▶ **Directions for this task**
Locate the word "аппаратов" in the entries below, then gather every line that holds it.

***** Data for this task

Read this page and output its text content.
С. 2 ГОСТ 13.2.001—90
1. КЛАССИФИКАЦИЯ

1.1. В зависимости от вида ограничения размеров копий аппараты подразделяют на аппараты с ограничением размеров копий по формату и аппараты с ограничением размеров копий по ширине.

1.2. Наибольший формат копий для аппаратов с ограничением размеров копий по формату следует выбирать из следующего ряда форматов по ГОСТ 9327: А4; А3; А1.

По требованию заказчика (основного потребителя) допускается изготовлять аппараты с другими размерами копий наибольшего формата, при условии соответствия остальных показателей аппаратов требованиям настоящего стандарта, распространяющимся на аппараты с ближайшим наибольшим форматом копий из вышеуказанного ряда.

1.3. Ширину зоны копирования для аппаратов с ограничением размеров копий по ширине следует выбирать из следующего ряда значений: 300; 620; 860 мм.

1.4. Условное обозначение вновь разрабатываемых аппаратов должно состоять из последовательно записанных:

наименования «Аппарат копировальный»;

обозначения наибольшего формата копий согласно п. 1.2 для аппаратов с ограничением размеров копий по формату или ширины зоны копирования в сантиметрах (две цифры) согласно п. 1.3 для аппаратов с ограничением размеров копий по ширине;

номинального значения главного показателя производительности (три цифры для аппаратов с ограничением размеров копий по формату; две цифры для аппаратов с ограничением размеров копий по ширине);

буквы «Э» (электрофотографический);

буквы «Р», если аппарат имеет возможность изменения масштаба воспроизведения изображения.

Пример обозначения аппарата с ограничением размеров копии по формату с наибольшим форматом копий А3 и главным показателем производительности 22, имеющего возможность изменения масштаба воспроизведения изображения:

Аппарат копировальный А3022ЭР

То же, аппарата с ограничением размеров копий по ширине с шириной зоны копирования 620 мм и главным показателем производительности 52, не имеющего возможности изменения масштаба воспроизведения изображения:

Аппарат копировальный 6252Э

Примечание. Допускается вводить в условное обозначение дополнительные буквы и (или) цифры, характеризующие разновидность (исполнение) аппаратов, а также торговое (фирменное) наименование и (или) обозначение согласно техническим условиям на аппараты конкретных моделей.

**********

▶ **Solution**
1.2. Наибольший формат копий для аппаратов с ограничением размеров копий по формату следует выбирать из следующего ряда форматов по ГОСТ 9327: А4; А3; А1.
По требованию заказчика (основного потребителя) допускается изготовлять аппараты с другими размерами копий наибольшего формата, при условии соответствия остальных показателей аппаратов требованиям настоящего стандарта, распространяющимся на аппараты с ближайшим наибольшим форматом копий из вышеуказанного ряда.
1.3. Ширину зоны копирования для аппаратов с ограничением размеров копий по ширине следует выбирать из следующего ряда значений: 300; 620; 860 мм.
1.4. Условное обозначение вновь разрабатываемых аппаратов должно состоять из последовательно записанных:
обозначения наибольшего формата копий согласно п. 1.2 для аппаратов с ограничением размеров копий по формату или ширины зоны копирования в сантиметрах (две цифры) согласно п. 1.3 для аппаратов с ограничением размеров копий по ширине;
номинального значения главного показателя производительности (три цифры для аппаратов с ограничением размеров копий по формату; две цифры для аппаратов с ограничением размеров копий по ширине);
Примечание. Допускается вводить в условное обозначение дополнительные буквы и (или) цифры, характеризующие разновидность (исполнение) аппаратов, а также торговое (фирменное) наименование и (или) обозначение согласно техническим условиям на аппараты конкретных моделей.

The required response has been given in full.